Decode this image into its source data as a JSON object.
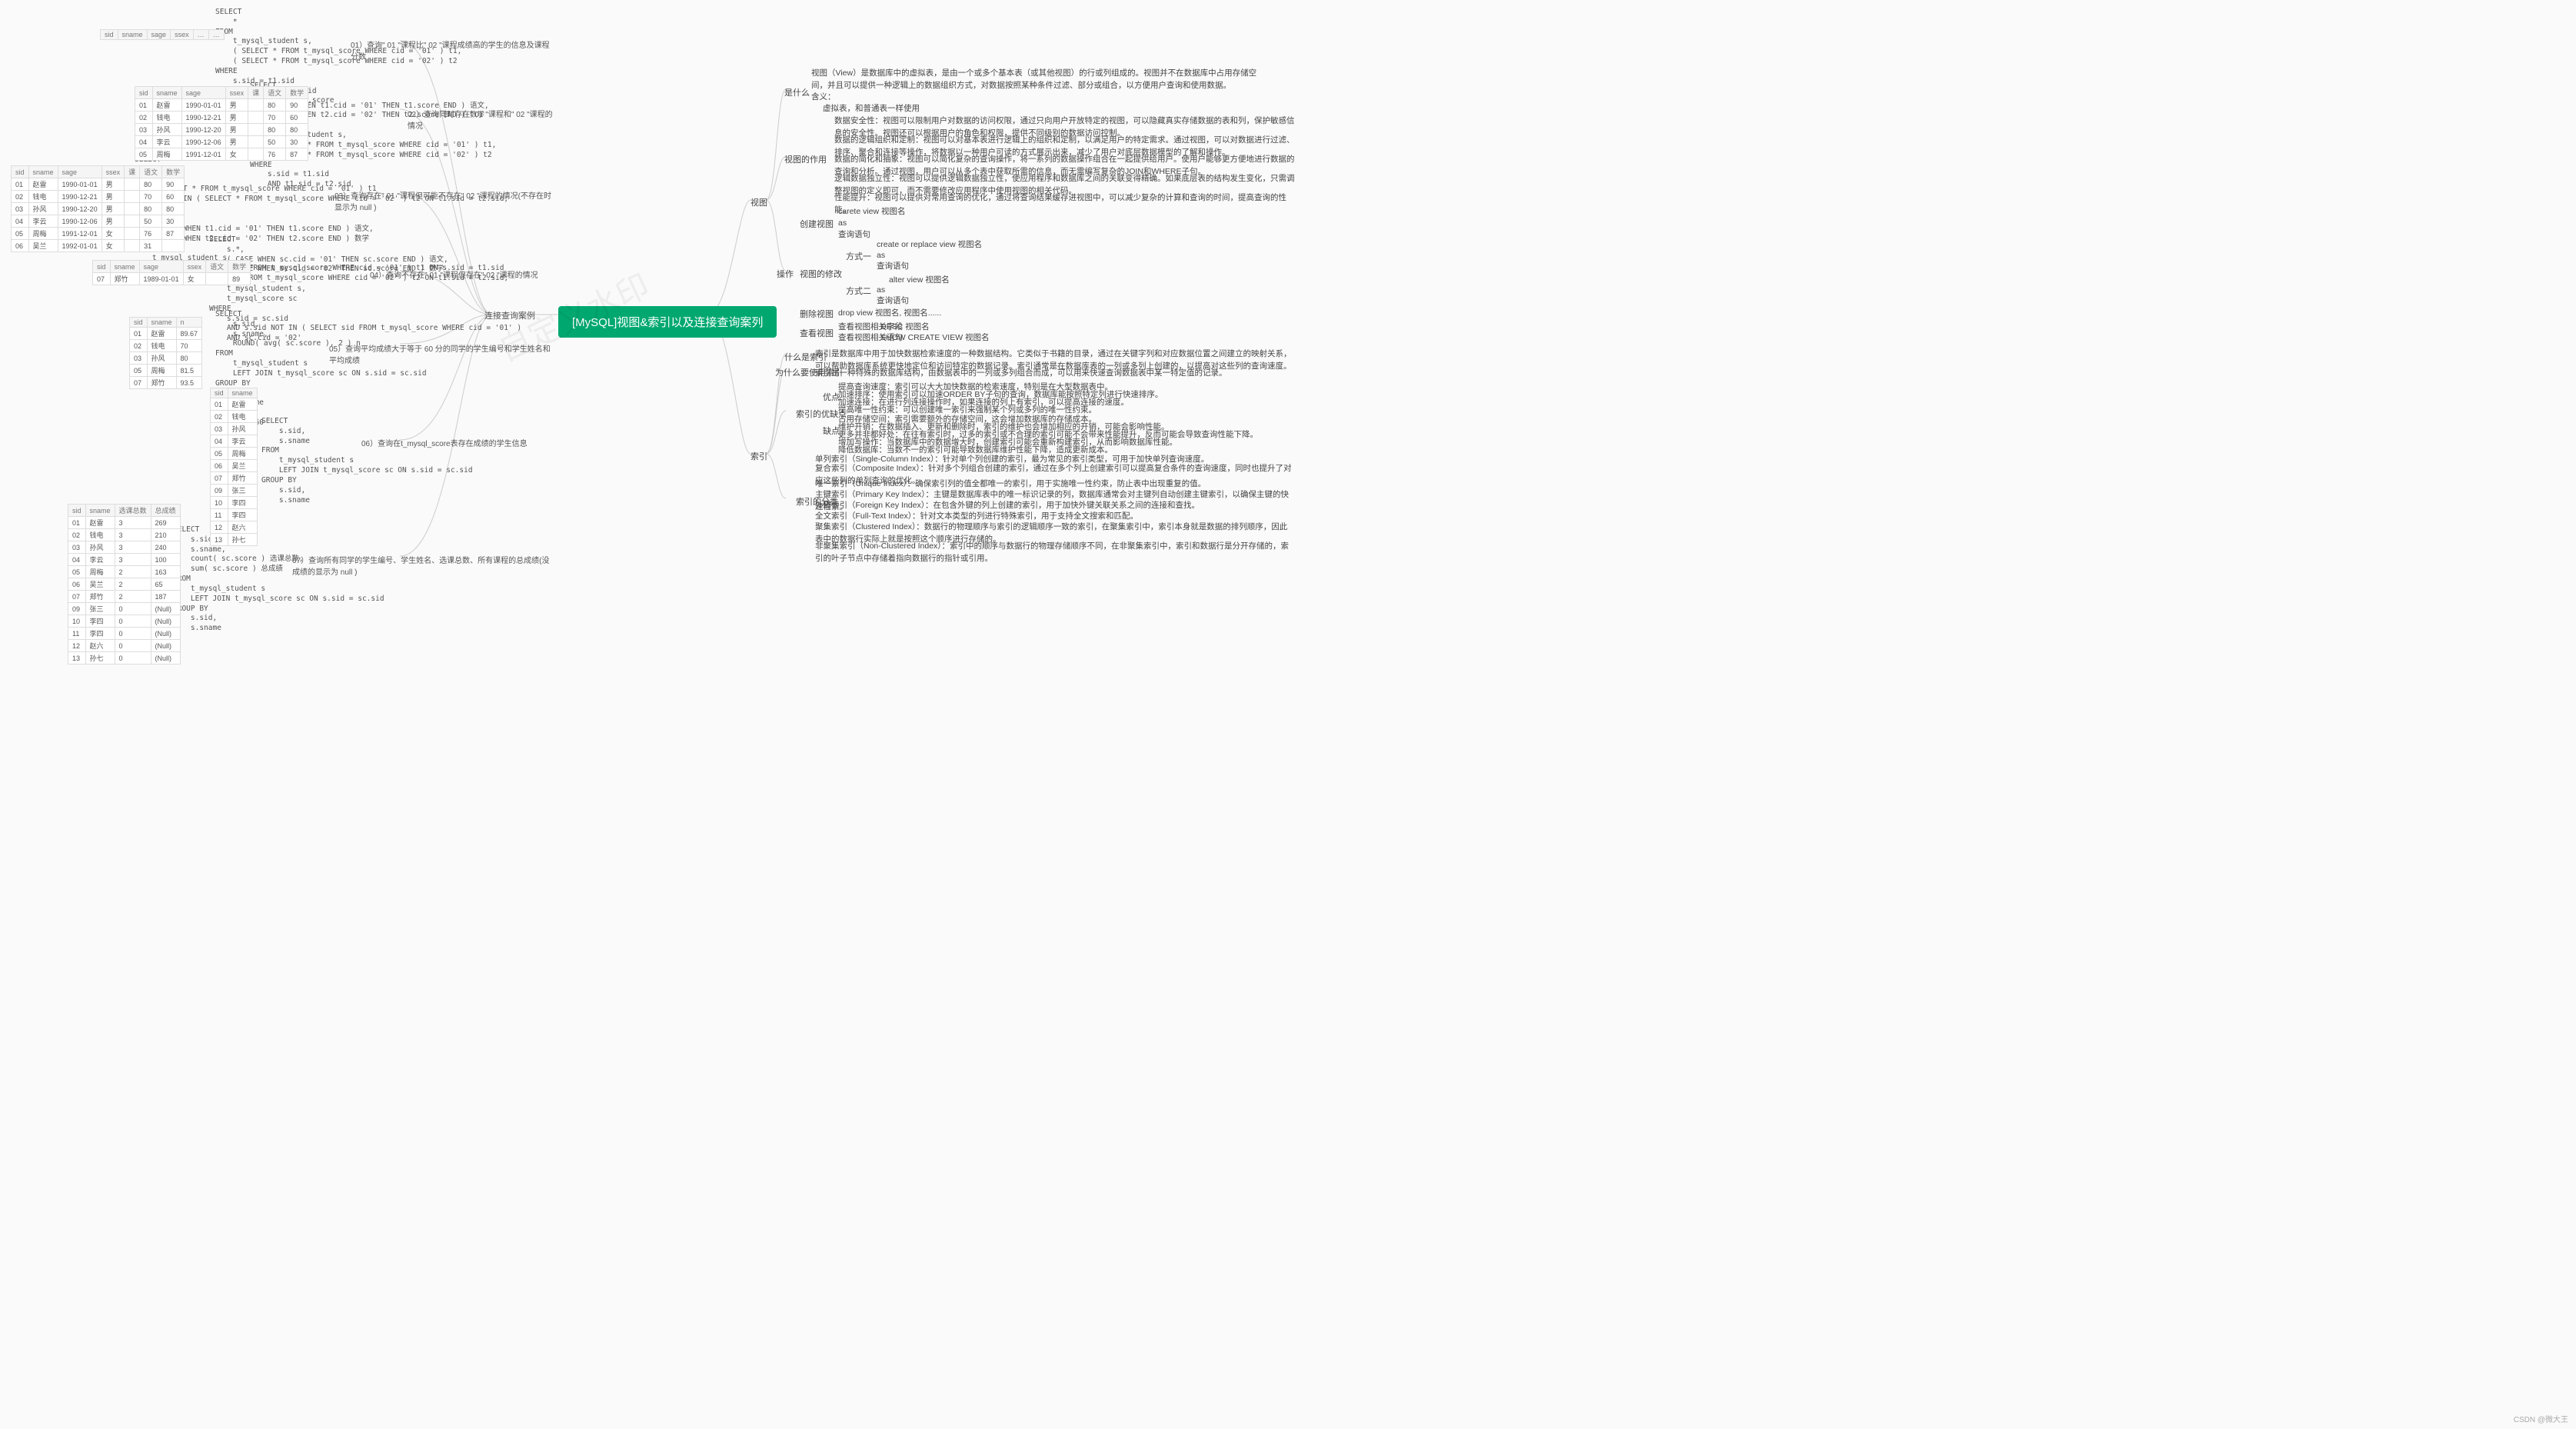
{
  "root": "[MySQL]视图&索引以及连接查询案列",
  "left_branch": "连接查询案例",
  "sql": {
    "q1": "SELECT\n    *\nFROM\n    t_mysql_student s,\n    ( SELECT * FROM t_mysql_score WHERE cid = '01' ) t1,\n    ( SELECT * FROM t_mysql_score WHERE cid = '02' ) t2\nWHERE\n    s.sid = t1.sid\n    AND t1.sid = t2.sid\n    AND t1.score > t2.score",
    "q2": "SELECT\n    s.*,\n    ( CASE WHEN t1.cid = '01' THEN t1.score END ) 语文,\n    ( CASE WHEN t2.cid = '02' THEN t2.score END ) 数学\nFROM\n    t_mysql_student s,\n    ( SELECT * FROM t_mysql_score WHERE cid = '01' ) t1,\n    ( SELECT * FROM t_mysql_score WHERE cid = '02' ) t2\nWHERE\n    s.sid = t1.sid\n    AND t1.sid = t2.sid",
    "q3": "SELECT\n    *\nFROM\n    ( SELECT * FROM t_mysql_score WHERE cid = '01' ) t1\n    LEFT JOIN ( SELECT * FROM t_mysql_score WHERE cid = '02' ) t2 ON t1.sid = t2.sid;\nSELECT\n    s.*,\n    ( CASE WHEN t1.cid = '01' THEN t1.score END ) 语文,\n    ( CASE WHEN t2.cid = '02' THEN t2.score END ) 数学\nFROM\n    t_mysql_student s\n    INNER JOIN ( SELECT * FROM t_mysql_score WHERE cid = '01' ) t1 ON s.sid = t1.sid\n    LEFT JOIN ( SELECT * FROM t_mysql_score WHERE cid = '02' ) t2 ON t1.sid = t2.sid;",
    "q4": "SELECT\n    s.*,\n    ( CASE WHEN sc.cid = '01' THEN sc.score END ) 语文,\n    ( CASE WHEN sc.cid = '02' THEN sc.score END ) 数学\nFROM\n    t_mysql_student s,\n    t_mysql_score sc\nWHERE\n    s.sid = sc.sid\n    AND s.sid NOT IN ( SELECT sid FROM t_mysql_score WHERE cid = '01' )\n    AND sc.cid = '02'",
    "q5": "SELECT\n    s.sid,\n    s.sname,\n    ROUND( avg( sc.score ), 2 ) n\nFROM\n    t_mysql_student s\n    LEFT JOIN t_mysql_score sc ON s.sid = sc.sid\nGROUP BY\n    s.sid,\n    s.sname\nHAVING\n    n >= 60",
    "q6": "SELECT\n    s.sid,\n    s.sname\nFROM\n    t_mysql_student s\n    LEFT JOIN t_mysql_score sc ON s.sid = sc.sid\nGROUP BY\n    s.sid,\n    s.sname",
    "q7": "SELECT\n    s.sid,\n    s.sname,\n    count( sc.score ) 选课总数,\n    sum( sc.score ) 总成绩\nFROM\n    t_mysql_student s\n    LEFT JOIN t_mysql_score sc ON s.sid = sc.sid\nGROUP BY\n    s.sid,\n    s.sname"
  },
  "labels": {
    "q1": "01）查询\" 01 \"课程比\" 02 \"课程成绩高的学生的信息及课程分数",
    "q2": "02）查询同时存在\" 01 \"课程和\" 02 \"课程的情况",
    "q3": "03）查询存在\" 01 \"课程但可能不存在\" 02 \"课程的情况(不存在时显示为 null )",
    "q4": "04）查询不存在\" 01 \"课程但存在\" 02 \"课程的情况",
    "q5": "05）查询平均成绩大于等于 60 分的同学的学生编号和学生姓名和平均成绩",
    "q6": "06）查询在t_mysql_score表存在成绩的学生信息",
    "q7": "07）查询所有同学的学生编号、学生姓名、选课总数、所有课程的总成绩(没成绩的显示为 null )"
  },
  "tables": {
    "t2_header": [
      "sid",
      "sname",
      "sage",
      "ssex",
      "课",
      "语文",
      "数学"
    ],
    "t2_rows": [
      [
        "01",
        "赵雷",
        "1990-01-01",
        "男",
        "",
        "80",
        "90"
      ],
      [
        "02",
        "钱电",
        "1990-12-21",
        "男",
        "",
        "70",
        "60"
      ],
      [
        "03",
        "孙风",
        "1990-12-20",
        "男",
        "",
        "80",
        "80"
      ],
      [
        "04",
        "李云",
        "1990-12-06",
        "男",
        "",
        "50",
        "30"
      ],
      [
        "05",
        "周梅",
        "1991-12-01",
        "女",
        "",
        "76",
        "87"
      ]
    ],
    "t3_header": [
      "sid",
      "sname",
      "sage",
      "ssex",
      "课",
      "语文",
      "数学"
    ],
    "t3_rows": [
      [
        "01",
        "赵雷",
        "1990-01-01",
        "男",
        "",
        "80",
        "90"
      ],
      [
        "02",
        "钱电",
        "1990-12-21",
        "男",
        "",
        "70",
        "60"
      ],
      [
        "03",
        "孙风",
        "1990-12-20",
        "男",
        "",
        "80",
        "80"
      ],
      [
        "04",
        "李云",
        "1990-12-06",
        "男",
        "",
        "50",
        "30"
      ],
      [
        "05",
        "周梅",
        "1991-12-01",
        "女",
        "",
        "76",
        "87"
      ],
      [
        "06",
        "吴兰",
        "1992-01-01",
        "女",
        "",
        "31",
        ""
      ]
    ],
    "t4_header": [
      "sid",
      "sname",
      "sage",
      "ssex",
      "语文",
      "数学"
    ],
    "t4_rows": [
      [
        "07",
        "郑竹",
        "1989-01-01",
        "女",
        "",
        "89"
      ]
    ],
    "t5_header": [
      "sid",
      "sname",
      "n"
    ],
    "t5_rows": [
      [
        "01",
        "赵雷",
        "89.67"
      ],
      [
        "02",
        "钱电",
        "70"
      ],
      [
        "03",
        "孙风",
        "80"
      ],
      [
        "05",
        "周梅",
        "81.5"
      ],
      [
        "07",
        "郑竹",
        "93.5"
      ]
    ],
    "t6_header": [
      "sid",
      "sname"
    ],
    "t6_rows": [
      [
        "01",
        "赵雷"
      ],
      [
        "02",
        "钱电"
      ],
      [
        "03",
        "孙风"
      ],
      [
        "04",
        "李云"
      ],
      [
        "05",
        "周梅"
      ],
      [
        "06",
        "吴兰"
      ],
      [
        "07",
        "郑竹"
      ],
      [
        "09",
        "张三"
      ],
      [
        "10",
        "李四"
      ],
      [
        "11",
        "李四"
      ],
      [
        "12",
        "赵六"
      ],
      [
        "13",
        "孙七"
      ]
    ],
    "t7_header": [
      "sid",
      "sname",
      "选课总数",
      "总成绩"
    ],
    "t7_rows": [
      [
        "01",
        "赵雷",
        "3",
        "269"
      ],
      [
        "02",
        "钱电",
        "3",
        "210"
      ],
      [
        "03",
        "孙风",
        "3",
        "240"
      ],
      [
        "04",
        "李云",
        "3",
        "100"
      ],
      [
        "05",
        "周梅",
        "2",
        "163"
      ],
      [
        "06",
        "吴兰",
        "2",
        "65"
      ],
      [
        "07",
        "郑竹",
        "2",
        "187"
      ],
      [
        "09",
        "张三",
        "0",
        "(Null)"
      ],
      [
        "10",
        "李四",
        "0",
        "(Null)"
      ],
      [
        "11",
        "李四",
        "0",
        "(Null)"
      ],
      [
        "12",
        "赵六",
        "0",
        "(Null)"
      ],
      [
        "13",
        "孙七",
        "0",
        "(Null)"
      ]
    ]
  },
  "right": {
    "view": "视图",
    "index": "索引",
    "what_is": "是什么",
    "what_def1": "视图（View）是数据库中的虚拟表，是由一个或多个基本表（或其他视图）的行或列组成的。视图并不在数据库中占用存储空间，并且可以提供一种逻辑上的数据组织方式，对数据按照某种条件过滤、部分或组合，以方便用户查询和使用数据。",
    "what_def2": "含义：",
    "what_def3": "虚拟表，和普通表一样使用",
    "usage": "视图的作用",
    "usage1": "数据安全性：视图可以限制用户对数据的访问权限，通过只向用户开放特定的视图，可以隐藏真实存储数据的表和列，保护敏感信息的安全性。视图还可以根据用户的角色和权限，提供不同级别的数据访问控制。",
    "usage2": "数据的逻辑组织和定制：视图可以对基本表进行逻辑上的组织和定制，以满足用户的特定需求。通过视图，可以对数据进行过滤、排序、聚合和连接等操作，将数据以一种用户可读的方式展示出来，减少了用户对底层数据模型的了解和操作。",
    "usage3": "数据的简化和抽象：视图可以简化复杂的查询操作，将一系列的数据操作组合在一起提供给用户。使用户能够更方便地进行数据的查询和分析。通过视图，用户可以从多个表中获取所需的信息，而无需编写复杂的JOIN和WHERE子句。",
    "usage4": "逻辑数据独立性：视图可以提供逻辑数据独立性，使应用程序和数据库之间的关联变得精确。如果底层表的结构发生变化，只需调整视图的定义即可，而不需要修改应用程序中使用视图的相关代码。",
    "usage5": "性能提升：视图可以提供对常用查询的优化，通过将查询结果缓存进视图中，可以减少复杂的计算和查询的时间，提高查询的性能。",
    "ops": "操作",
    "create_view": "创建视图",
    "create_1": "carete view 视图名",
    "create_2": "as",
    "create_3": "查询语句",
    "modify_view": "视图的修改",
    "modify_m1": "方式一",
    "modify_m1_1": "create or replace view 视图名",
    "modify_m1_2": "as",
    "modify_m1_3": "查询语句",
    "modify_m2": "方式二",
    "modify_m2_1": "alter view 视图名",
    "modify_m2_2": "as",
    "modify_m2_3": "查询语句",
    "drop_view": "删除视图",
    "drop_cmd": "drop view 视图名, 视图名......",
    "show_view": "查看视图",
    "show_1": "查看视图相关字段",
    "show_1v": "DESC 视图名",
    "show_2": "查看视图相关语句",
    "show_2v": "SHOW CREATE VIEW 视图名",
    "idx_what": "什么是索引",
    "idx_what_t": "索引是数据库中用于加快数据检索速度的一种数据结构。它类似于书籍的目录，通过在关键字列和对应数据位置之间建立的映射关系，可以帮助数据库系统更快地定位和访问特定的数据记录。索引通常是在数据库表的一列或多列上创建的，以提高对这些列的查询速度。",
    "idx_why": "为什么要使用索引",
    "idx_why_t": "索引是一种特殊的数据库结构，由数据表中的一列或多列组合而成，可以用来快速查询数据表中某一特定值的记录。",
    "idx_proscons": "索引的优缺点",
    "pros": "优点",
    "pros1": "提高查询速度：索引可以大大加快数据的检索速度，特别是在大型数据表中。",
    "pros2": "加速排序：使用索引可以加速ORDER BY子句的查询，数据库能按照特定列进行快速排序。",
    "pros3": "加速连接：在进行列连接操作时，如果连接的列上有索引，可以提高连接的速度。",
    "pros4": "提高唯一性约束：可以创建唯一索引来强制某个列或多列的唯一性约束。",
    "cons": "缺点",
    "cons1": "占用存储空间：索引需要额外的存储空间，这会增加数据库的存储成本。",
    "cons2": "维护开销：在数据插入、更新和删除时，索引的维护也会增加相应的开销，可能会影响性能。",
    "cons3": "更多并非都好处：在往有索引时，过多的索引或不合理的索引可能不会带来性能提升，反而可能会导致查询性能下降。",
    "cons4": "增加写操作：当数据库中的数据增大时，创建索引可能会重新构建索引，从而影响数据库性能。",
    "cons5": "降低数据库：当数不一的索引可能导致数据库维护性能下降，造成更新成本。",
    "idx_types": "索引的分类",
    "type1": "单列索引（Single-Column Index）：针对单个列创建的索引，最为常见的索引类型，可用于加快单列查询速度。",
    "type2": "复合索引（Composite Index）：针对多个列组合创建的索引，通过在多个列上创建索引可以提高复合条件的查询速度，同时也提升了对应这些列的单列查询的优化。",
    "type3": "唯一索引（Unique Index）：确保索引列的值全都唯一的索引，用于实施唯一性约束，防止表中出现重复的值。",
    "type4": "主键索引（Primary Key Index）：主键是数据库表中的唯一标识记录的列，数据库通常会对主键列自动创建主键索引，以确保主键的快速检索。",
    "type5": "外键索引（Foreign Key Index）：在包含外键的列上创建的索引，用于加快外键关联关系之间的连接和查找。",
    "type6": "全文索引（Full-Text Index）：针对文本类型的列进行特殊索引，用于支持全文搜索和匹配。",
    "type7": "聚集索引（Clustered Index）：数据行的物理顺序与索引的逻辑顺序一致的索引，在聚集索引中，索引本身就是数据的排列顺序，因此表中的数据行实际上就是按照这个顺序进行存储的。",
    "type8": "非聚集索引（Non-Clustered Index）：索引中的顺序与数据行的物理存储顺序不同，在非聚集索引中，索引和数据行是分开存储的，索引的叶子节点中存储着指向数据行的指针或引用。"
  },
  "watermark": "CSDN @微大王"
}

■ ■ ■ ■ ■

### Exercise goal
What is the number of lines that contain "WHEN"? Reply with that number alone.

### Task response
3